▶ **What is asked**:
Review the lines that follow and copy each one that contains the word "выезда".

____ Dataset records

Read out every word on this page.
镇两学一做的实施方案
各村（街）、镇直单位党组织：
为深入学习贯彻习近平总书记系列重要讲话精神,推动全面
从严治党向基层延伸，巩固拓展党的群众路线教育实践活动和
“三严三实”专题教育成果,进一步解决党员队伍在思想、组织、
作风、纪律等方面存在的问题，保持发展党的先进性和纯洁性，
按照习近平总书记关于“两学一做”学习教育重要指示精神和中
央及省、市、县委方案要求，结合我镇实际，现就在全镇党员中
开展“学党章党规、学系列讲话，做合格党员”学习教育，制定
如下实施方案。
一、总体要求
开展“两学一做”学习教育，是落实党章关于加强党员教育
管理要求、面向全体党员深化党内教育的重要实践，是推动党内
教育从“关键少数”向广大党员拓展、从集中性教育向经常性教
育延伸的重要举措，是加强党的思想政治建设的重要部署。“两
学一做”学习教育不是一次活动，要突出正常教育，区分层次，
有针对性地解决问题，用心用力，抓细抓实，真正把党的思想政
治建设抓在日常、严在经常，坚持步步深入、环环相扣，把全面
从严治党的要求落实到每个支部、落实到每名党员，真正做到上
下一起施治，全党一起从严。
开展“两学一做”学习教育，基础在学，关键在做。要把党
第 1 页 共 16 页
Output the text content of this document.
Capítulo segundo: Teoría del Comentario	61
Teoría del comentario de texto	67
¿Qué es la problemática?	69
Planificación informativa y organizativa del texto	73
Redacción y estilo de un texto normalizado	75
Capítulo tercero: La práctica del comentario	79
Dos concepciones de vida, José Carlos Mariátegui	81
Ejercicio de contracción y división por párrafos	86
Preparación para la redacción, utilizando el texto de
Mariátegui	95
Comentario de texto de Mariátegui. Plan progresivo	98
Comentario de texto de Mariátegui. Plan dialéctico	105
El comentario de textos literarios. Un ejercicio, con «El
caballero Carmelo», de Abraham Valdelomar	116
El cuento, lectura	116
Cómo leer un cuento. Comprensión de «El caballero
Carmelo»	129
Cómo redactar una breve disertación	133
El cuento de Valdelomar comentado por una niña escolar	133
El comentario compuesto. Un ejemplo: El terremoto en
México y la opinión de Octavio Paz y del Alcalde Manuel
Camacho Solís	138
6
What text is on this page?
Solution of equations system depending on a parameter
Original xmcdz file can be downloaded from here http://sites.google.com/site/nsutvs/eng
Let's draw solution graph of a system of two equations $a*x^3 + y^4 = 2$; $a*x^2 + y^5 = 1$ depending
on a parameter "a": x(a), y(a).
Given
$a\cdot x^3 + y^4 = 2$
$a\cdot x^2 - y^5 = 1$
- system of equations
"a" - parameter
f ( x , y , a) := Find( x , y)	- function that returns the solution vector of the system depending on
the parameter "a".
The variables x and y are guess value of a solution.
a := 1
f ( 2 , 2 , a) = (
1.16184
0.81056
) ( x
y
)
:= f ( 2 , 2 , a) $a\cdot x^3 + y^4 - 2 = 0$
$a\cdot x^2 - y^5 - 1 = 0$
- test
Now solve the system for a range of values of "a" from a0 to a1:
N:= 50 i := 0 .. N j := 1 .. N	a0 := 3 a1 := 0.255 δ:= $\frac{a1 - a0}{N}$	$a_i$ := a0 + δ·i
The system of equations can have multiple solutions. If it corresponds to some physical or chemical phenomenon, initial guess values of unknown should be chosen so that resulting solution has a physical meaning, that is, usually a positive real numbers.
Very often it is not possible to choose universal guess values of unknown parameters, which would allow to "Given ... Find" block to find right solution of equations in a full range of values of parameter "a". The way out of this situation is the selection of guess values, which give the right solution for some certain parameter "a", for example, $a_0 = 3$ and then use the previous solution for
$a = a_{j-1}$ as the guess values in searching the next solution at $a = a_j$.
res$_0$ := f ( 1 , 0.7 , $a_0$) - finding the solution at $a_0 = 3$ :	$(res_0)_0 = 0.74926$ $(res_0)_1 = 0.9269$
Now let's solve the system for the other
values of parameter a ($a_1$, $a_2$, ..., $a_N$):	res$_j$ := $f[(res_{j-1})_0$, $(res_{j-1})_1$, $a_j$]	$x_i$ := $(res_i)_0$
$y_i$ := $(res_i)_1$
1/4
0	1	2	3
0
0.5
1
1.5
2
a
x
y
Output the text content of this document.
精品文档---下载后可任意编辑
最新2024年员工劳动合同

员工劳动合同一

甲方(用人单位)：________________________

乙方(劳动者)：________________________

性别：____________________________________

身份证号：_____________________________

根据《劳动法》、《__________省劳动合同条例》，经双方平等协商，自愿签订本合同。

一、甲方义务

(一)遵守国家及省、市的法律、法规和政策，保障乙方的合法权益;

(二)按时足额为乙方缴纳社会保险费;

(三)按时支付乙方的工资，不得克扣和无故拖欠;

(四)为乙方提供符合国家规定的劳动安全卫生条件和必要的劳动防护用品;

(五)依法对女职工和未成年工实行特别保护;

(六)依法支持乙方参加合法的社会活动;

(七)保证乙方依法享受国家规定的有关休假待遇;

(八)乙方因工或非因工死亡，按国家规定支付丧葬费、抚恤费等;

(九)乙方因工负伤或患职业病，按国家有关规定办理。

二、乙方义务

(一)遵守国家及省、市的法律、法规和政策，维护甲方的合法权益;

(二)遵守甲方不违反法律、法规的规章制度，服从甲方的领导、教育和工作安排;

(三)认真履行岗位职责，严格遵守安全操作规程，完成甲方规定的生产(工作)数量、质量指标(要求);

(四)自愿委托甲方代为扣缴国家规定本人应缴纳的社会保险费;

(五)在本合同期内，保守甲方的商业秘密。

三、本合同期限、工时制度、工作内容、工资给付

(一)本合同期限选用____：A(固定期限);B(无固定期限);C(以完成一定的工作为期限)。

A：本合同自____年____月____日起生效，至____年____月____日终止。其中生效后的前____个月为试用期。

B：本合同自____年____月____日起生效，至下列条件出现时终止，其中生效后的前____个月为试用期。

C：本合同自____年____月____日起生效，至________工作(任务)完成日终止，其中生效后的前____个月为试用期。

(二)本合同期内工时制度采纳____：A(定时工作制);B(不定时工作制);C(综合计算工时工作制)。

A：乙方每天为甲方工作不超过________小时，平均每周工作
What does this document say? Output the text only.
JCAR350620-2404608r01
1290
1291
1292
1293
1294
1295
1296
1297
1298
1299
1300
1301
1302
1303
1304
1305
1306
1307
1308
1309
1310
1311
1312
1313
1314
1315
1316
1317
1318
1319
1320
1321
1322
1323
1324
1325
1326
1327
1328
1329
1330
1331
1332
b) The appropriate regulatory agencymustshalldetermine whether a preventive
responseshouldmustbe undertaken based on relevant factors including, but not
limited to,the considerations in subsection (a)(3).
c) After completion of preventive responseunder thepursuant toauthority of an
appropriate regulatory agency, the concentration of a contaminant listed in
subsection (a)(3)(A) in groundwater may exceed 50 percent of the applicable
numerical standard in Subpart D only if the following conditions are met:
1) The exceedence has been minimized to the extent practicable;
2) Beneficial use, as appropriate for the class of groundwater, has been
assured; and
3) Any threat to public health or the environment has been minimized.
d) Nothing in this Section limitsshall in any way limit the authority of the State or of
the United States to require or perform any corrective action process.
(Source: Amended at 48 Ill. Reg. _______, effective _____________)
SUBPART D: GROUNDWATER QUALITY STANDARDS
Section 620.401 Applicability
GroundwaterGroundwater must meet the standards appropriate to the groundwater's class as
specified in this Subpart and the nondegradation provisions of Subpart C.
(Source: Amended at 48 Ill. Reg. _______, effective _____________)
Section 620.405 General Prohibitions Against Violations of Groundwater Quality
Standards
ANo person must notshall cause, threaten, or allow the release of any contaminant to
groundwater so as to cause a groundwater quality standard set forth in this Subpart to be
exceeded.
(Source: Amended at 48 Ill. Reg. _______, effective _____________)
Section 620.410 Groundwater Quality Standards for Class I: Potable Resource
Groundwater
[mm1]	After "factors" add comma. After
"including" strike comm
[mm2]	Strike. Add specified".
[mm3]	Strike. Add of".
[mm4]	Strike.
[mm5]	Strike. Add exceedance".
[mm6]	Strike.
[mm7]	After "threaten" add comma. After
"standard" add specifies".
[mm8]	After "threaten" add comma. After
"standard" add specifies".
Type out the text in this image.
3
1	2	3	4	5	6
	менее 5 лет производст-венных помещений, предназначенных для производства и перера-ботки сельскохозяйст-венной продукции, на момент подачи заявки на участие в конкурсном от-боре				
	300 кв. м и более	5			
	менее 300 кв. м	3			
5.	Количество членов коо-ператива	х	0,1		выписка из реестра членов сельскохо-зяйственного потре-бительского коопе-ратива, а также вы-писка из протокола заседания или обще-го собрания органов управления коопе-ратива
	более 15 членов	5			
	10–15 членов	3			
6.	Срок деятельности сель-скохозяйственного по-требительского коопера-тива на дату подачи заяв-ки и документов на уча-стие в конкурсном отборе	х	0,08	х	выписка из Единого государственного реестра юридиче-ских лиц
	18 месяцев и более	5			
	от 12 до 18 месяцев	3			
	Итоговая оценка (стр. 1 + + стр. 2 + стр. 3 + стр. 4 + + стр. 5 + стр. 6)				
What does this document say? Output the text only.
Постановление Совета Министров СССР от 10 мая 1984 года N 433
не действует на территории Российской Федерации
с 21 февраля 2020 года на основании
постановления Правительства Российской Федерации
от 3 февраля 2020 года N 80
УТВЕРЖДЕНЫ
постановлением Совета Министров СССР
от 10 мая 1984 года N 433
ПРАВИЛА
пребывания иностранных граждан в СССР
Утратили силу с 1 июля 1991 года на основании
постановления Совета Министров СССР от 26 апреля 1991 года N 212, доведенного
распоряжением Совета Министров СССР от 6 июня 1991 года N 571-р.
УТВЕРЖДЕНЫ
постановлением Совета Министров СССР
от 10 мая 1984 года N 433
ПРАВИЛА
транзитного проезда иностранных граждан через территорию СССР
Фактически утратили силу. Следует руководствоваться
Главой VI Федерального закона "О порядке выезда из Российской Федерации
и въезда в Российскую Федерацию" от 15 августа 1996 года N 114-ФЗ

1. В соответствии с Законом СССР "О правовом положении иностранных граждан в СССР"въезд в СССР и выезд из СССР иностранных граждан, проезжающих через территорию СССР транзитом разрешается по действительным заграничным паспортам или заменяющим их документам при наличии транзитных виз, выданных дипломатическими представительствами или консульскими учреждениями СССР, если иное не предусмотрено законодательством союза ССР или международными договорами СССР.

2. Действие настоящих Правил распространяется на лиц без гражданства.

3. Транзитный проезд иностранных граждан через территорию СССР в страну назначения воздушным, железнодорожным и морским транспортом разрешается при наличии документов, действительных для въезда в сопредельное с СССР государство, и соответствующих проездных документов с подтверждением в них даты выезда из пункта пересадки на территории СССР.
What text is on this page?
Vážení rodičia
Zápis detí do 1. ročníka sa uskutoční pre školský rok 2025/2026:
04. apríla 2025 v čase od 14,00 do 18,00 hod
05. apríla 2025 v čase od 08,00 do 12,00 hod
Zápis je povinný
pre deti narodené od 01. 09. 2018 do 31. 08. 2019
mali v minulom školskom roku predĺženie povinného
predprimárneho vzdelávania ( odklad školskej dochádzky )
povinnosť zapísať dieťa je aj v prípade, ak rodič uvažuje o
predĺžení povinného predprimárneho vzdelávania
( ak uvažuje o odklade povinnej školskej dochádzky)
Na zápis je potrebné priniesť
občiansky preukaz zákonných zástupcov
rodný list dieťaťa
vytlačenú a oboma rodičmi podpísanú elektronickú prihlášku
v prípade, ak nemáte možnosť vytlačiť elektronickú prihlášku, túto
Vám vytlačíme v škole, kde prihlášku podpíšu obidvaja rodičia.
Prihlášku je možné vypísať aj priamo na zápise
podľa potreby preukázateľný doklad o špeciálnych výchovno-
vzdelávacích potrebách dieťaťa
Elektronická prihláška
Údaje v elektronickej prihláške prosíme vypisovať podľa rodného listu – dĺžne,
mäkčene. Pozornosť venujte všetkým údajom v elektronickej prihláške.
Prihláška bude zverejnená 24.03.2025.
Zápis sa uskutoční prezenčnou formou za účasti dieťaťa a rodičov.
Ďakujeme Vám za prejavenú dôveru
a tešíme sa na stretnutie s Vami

________

▶ **Exercise response**:
Главой VI Федерального закона "О порядке выезда из Российской Федерации
3. Транзитный проезд иностранных граждан через территорию СССР в страну назначения воздушным, железнодорожным и морским транспортом разрешается при наличии документов, действительных для въезда в сопредельное с СССР государство, и соответствующих проездных документов с подтверждением в них даты выезда из пункта пересадки на территории СССР.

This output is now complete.